- Stated task:
Restate the whole of the material. Keep every word, and drop the pictures.

- Data provided:
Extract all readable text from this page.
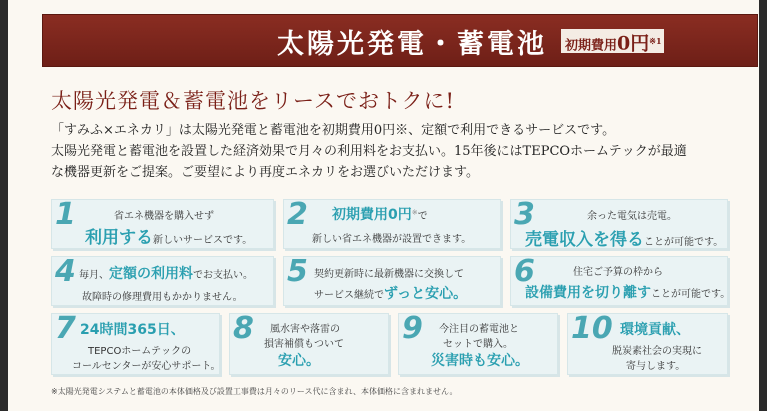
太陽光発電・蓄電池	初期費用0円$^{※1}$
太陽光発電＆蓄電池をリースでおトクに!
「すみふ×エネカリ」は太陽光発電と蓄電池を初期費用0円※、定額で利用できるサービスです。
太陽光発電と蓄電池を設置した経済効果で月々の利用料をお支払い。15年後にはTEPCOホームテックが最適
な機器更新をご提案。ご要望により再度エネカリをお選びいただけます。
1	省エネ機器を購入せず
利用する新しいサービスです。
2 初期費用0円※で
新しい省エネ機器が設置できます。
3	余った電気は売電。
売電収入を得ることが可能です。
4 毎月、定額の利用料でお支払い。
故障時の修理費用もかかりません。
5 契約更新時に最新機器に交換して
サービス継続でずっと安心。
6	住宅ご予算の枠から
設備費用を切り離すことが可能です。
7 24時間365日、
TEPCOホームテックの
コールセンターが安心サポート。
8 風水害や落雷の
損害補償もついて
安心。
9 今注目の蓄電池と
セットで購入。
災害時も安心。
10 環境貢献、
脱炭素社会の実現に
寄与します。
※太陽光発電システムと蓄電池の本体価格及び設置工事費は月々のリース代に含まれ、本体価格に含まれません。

- Answer:
Extract all readable text from this page.
太陽光発電・蓄電池	初期費用0円$^{※1}$
太陽光発電＆蓄電池をリースでおトクに!
「すみふ×エネカリ」は太陽光発電と蓄電池を初期費用0円※、定額で利用できるサービスです。
太陽光発電と蓄電池を設置した経済効果で月々の利用料をお支払い。15年後にはTEPCOホームテックが最適
な機器更新をご提案。ご要望により再度エネカリをお選びいただけます。
1	省エネ機器を購入せず
利用する新しいサービスです。
2 初期費用0円※で
新しい省エネ機器が設置できます。
3	余った電気は売電。
売電収入を得ることが可能です。
4 毎月、定額の利用料でお支払い。
故障時の修理費用もかかりません。
5 契約更新時に最新機器に交換して
サービス継続でずっと安心。
6	住宅ご予算の枠から
設備費用を切り離すことが可能です。
7 24時間365日、
TEPCOホームテックの
コールセンターが安心サポート。
8 風水害や落雷の
損害補償もついて
安心。
9 今注目の蓄電池と
セットで購入。
災害時も安心。
10 環境貢献、
脱炭素社会の実現に
寄与します。
※太陽光発電システムと蓄電池の本体価格及び設置工事費は月々のリース代に含まれ、本体価格に含まれません。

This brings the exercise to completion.